Provided records ->
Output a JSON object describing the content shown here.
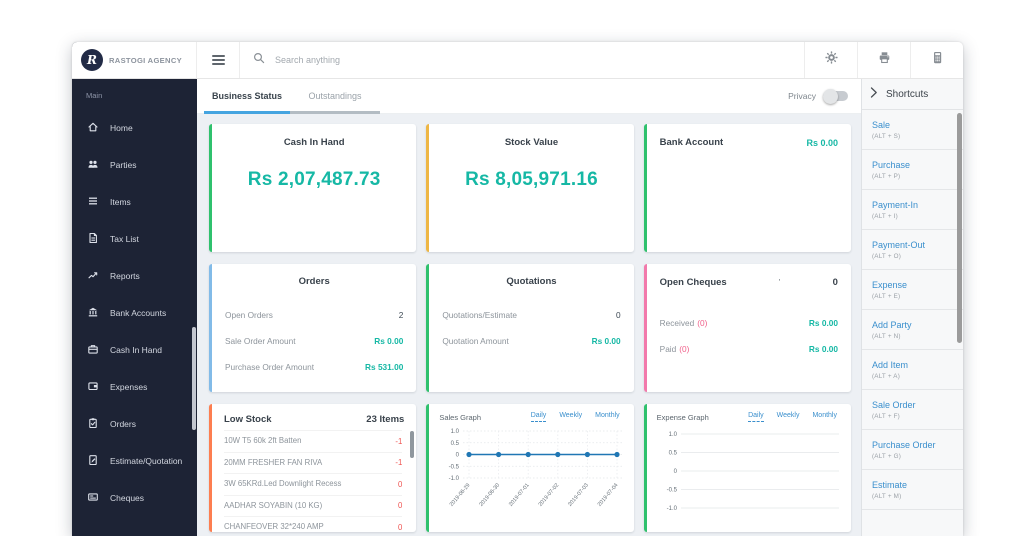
{
  "colors": {
    "money": "#16b8a5",
    "negative": "#ef5350",
    "pink_count": "#f0618b",
    "link_blue": "#3a8fcd",
    "tab_underline_active": "#45a4e0",
    "sidebar_bg": "#1d2335"
  },
  "brand": {
    "name": "RASTOGI AGENCY",
    "logo_letter": "R"
  },
  "sidebar": {
    "section_label": "Main",
    "items": [
      {
        "label": "Home",
        "icon": "home-icon"
      },
      {
        "label": "Parties",
        "icon": "people-icon"
      },
      {
        "label": "Items",
        "icon": "list-icon"
      },
      {
        "label": "Tax List",
        "icon": "tax-file-icon"
      },
      {
        "label": "Reports",
        "icon": "trend-icon"
      },
      {
        "label": "Bank Accounts",
        "icon": "bank-icon"
      },
      {
        "label": "Cash In Hand",
        "icon": "briefcase-icon"
      },
      {
        "label": "Expenses",
        "icon": "wallet-icon"
      },
      {
        "label": "Orders",
        "icon": "clipboard-icon"
      },
      {
        "label": "Estimate/Quotation",
        "icon": "estimate-icon"
      },
      {
        "label": "Cheques",
        "icon": "cheque-icon"
      }
    ]
  },
  "topbar": {
    "search_placeholder": "Search anything",
    "icons": [
      "hamburger-icon",
      "search-icon",
      "gear-icon",
      "printer-icon",
      "calculator-icon"
    ]
  },
  "tabbar": {
    "tabs": [
      {
        "label": "Business Status",
        "active": true
      },
      {
        "label": "Outstandings",
        "active": false
      }
    ],
    "privacy_label": "Privacy",
    "privacy_on": false
  },
  "shortcuts_panel": {
    "header": "Shortcuts",
    "items": [
      {
        "label": "Sale",
        "key": "(ALT + S)"
      },
      {
        "label": "Purchase",
        "key": "(ALT + P)"
      },
      {
        "label": "Payment-In",
        "key": "(ALT + I)"
      },
      {
        "label": "Payment-Out",
        "key": "(ALT + O)"
      },
      {
        "label": "Expense",
        "key": "(ALT + E)"
      },
      {
        "label": "Add Party",
        "key": "(ALT + N)"
      },
      {
        "label": "Add Item",
        "key": "(ALT + A)"
      },
      {
        "label": "Sale Order",
        "key": "(ALT + F)"
      },
      {
        "label": "Purchase Order",
        "key": "(ALT + G)"
      },
      {
        "label": "Estimate",
        "key": "(ALT + M)"
      }
    ]
  },
  "cards": {
    "cash_in_hand": {
      "title": "Cash In Hand",
      "value": "Rs 2,07,487.73",
      "accent": "#2fc16d"
    },
    "stock_value": {
      "title": "Stock Value",
      "value": "Rs 8,05,971.16",
      "accent": "#eeb644"
    },
    "bank_account": {
      "title": "Bank Account",
      "value": "Rs 0.00",
      "accent": "#2fc16d"
    },
    "orders": {
      "title": "Orders",
      "accent": "#82bbe8",
      "rows": [
        {
          "label": "Open Orders",
          "value": "2",
          "style": "plain"
        },
        {
          "label": "Sale Order Amount",
          "value": "Rs 0.00",
          "style": "money"
        },
        {
          "label": "Purchase Order Amount",
          "value": "Rs 531.00",
          "style": "money"
        }
      ]
    },
    "quotations": {
      "title": "Quotations",
      "accent": "#2fc16d",
      "rows": [
        {
          "label": "Quotations/Estimate",
          "value": "0",
          "style": "plain"
        },
        {
          "label": "Quotation Amount",
          "value": "Rs 0.00",
          "style": "money"
        }
      ]
    },
    "open_cheques": {
      "title": "Open Cheques",
      "stray_mark": "'",
      "count": "0",
      "accent": "#f279ab",
      "rows": [
        {
          "label": "Received",
          "count": "(0)",
          "value": "Rs 0.00",
          "style": "money"
        },
        {
          "label": "Paid",
          "count": "(0)",
          "value": "Rs 0.00",
          "style": "money"
        }
      ]
    },
    "low_stock": {
      "title": "Low Stock",
      "count": "23 Items",
      "accent": "#fd7e50",
      "items": [
        {
          "name": "10W T5 60k 2ft Batten",
          "qty": "-1"
        },
        {
          "name": "20MM FRESHER FAN RIVA",
          "qty": "-1"
        },
        {
          "name": "3W 65KRd.Led Downlight Recess",
          "qty": "0"
        },
        {
          "name": "AADHAR SOYABIN (10 KG)",
          "qty": "0"
        },
        {
          "name": "CHANFEOVER 32*240 AMP",
          "qty": "0"
        }
      ]
    }
  },
  "chart_data": [
    {
      "type": "line",
      "title": "Sales Graph",
      "tabs": [
        "Daily",
        "Weekly",
        "Monthly"
      ],
      "active_tab": "Daily",
      "accent": "#2fc16d",
      "x": [
        "2019-06-29",
        "2019-06-30",
        "2019-07-01",
        "2019-07-02",
        "2019-07-03",
        "2019-07-04"
      ],
      "series": [
        {
          "name": "Sales",
          "values": [
            0,
            0,
            0,
            0,
            0,
            0
          ]
        }
      ],
      "yticks": [
        "1.0",
        "0.5",
        "0",
        "-0.5",
        "-1.0"
      ],
      "ylim": [
        -1.0,
        1.0
      ],
      "grid": true,
      "legend": false,
      "line_color": "#2077b4"
    },
    {
      "type": "line",
      "title": "Expense Graph",
      "tabs": [
        "Daily",
        "Weekly",
        "Monthly"
      ],
      "active_tab": "Daily",
      "accent": "#2fc16d",
      "x": [],
      "series": [],
      "yticks": [
        "1.0",
        "0.5",
        "0",
        "-0.5",
        "-1.0"
      ],
      "ylim": [
        -1.0,
        1.0
      ],
      "grid": true,
      "legend": false,
      "line_color": "#2077b4"
    }
  ]
}
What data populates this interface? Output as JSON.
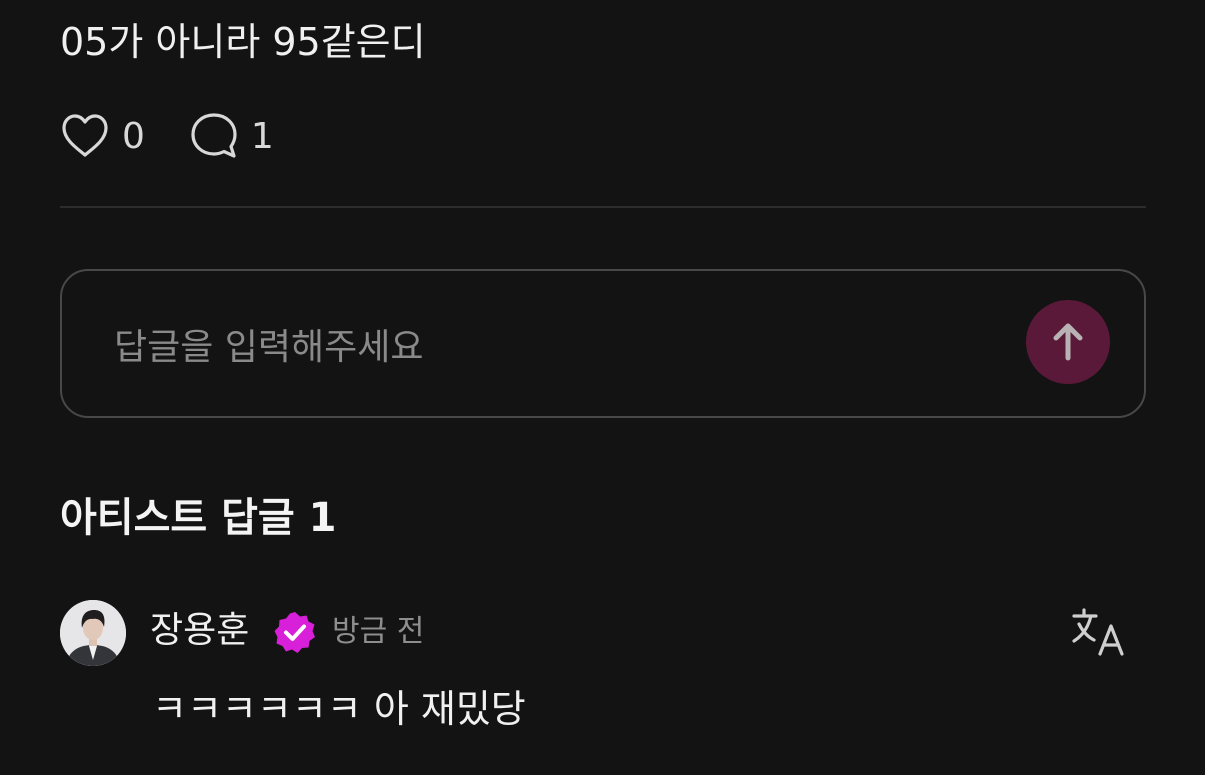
{
  "post": {
    "text": "05가 아니라 95같은디",
    "like_count": "0",
    "comment_count": "1"
  },
  "reply_input": {
    "placeholder": "답글을 입력해주세요",
    "value": ""
  },
  "artist_replies": {
    "section_title": "아티스트 답글 1",
    "items": [
      {
        "author": "장용훈",
        "verified": true,
        "timestamp": "방금 전",
        "text": "ㅋㅋㅋㅋㅋㅋ 아 재밌당"
      }
    ]
  },
  "icons": {
    "like": "heart-outline-icon",
    "comment": "chat-bubble-icon",
    "send": "arrow-up-icon",
    "verified": "verified-badge-icon",
    "translate": "translate-icon"
  },
  "colors": {
    "background": "#131313",
    "send_button": "#5a1939",
    "send_arrow": "#b9b2b5",
    "verified": "#d81fd9",
    "divider": "#2c2c2c",
    "input_border": "#484848"
  }
}
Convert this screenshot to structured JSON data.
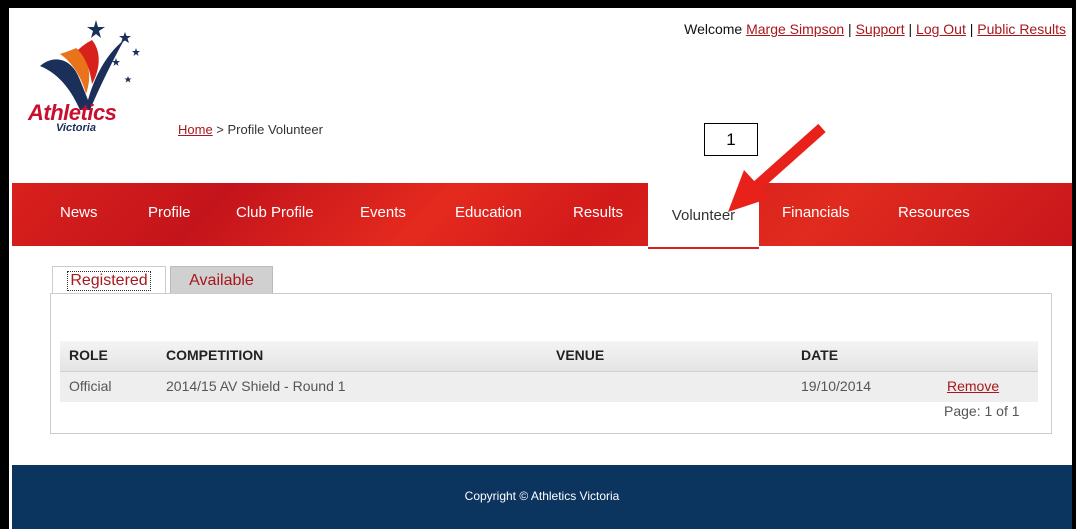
{
  "logo": {
    "text": "Athletics",
    "sub": "Victoria",
    "colors": {
      "red": "#c8102e",
      "navy": "#1a2f5a"
    }
  },
  "topbar": {
    "welcome": "Welcome",
    "user": "Marge Simpson",
    "sep": " | ",
    "support": "Support",
    "logout": "Log Out",
    "public_results": "Public Results"
  },
  "breadcrumb": {
    "home": "Home",
    "separator": " > ",
    "current": "Profile Volunteer"
  },
  "nav": {
    "items": [
      {
        "label": "News"
      },
      {
        "label": "Profile"
      },
      {
        "label": "Club Profile"
      },
      {
        "label": "Events"
      },
      {
        "label": "Education"
      },
      {
        "label": "Results"
      },
      {
        "label": "Volunteer"
      },
      {
        "label": "Financials"
      },
      {
        "label": "Resources"
      }
    ],
    "active": "Volunteer",
    "color": "#d9211c"
  },
  "callout": {
    "label": "1",
    "arrow_color": "#e8221b"
  },
  "tabs": {
    "registered": "Registered",
    "available": "Available"
  },
  "table": {
    "headers": {
      "role": "ROLE",
      "competition": "COMPETITION",
      "venue": "VENUE",
      "date": "DATE"
    },
    "rows": [
      {
        "role": "Official",
        "competition": "2014/15 AV Shield - Round 1",
        "venue": "",
        "date": "19/10/2014",
        "action": "Remove"
      }
    ]
  },
  "pager": {
    "text": "Page: 1 of 1"
  },
  "footer": {
    "copyright": "Copyright © Athletics Victoria",
    "color": "#0b345f"
  }
}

Exercise description ->
Copy each line that holds the word "Results".

Solution ->
    "public_results": "Public Results"
        "label": "Results"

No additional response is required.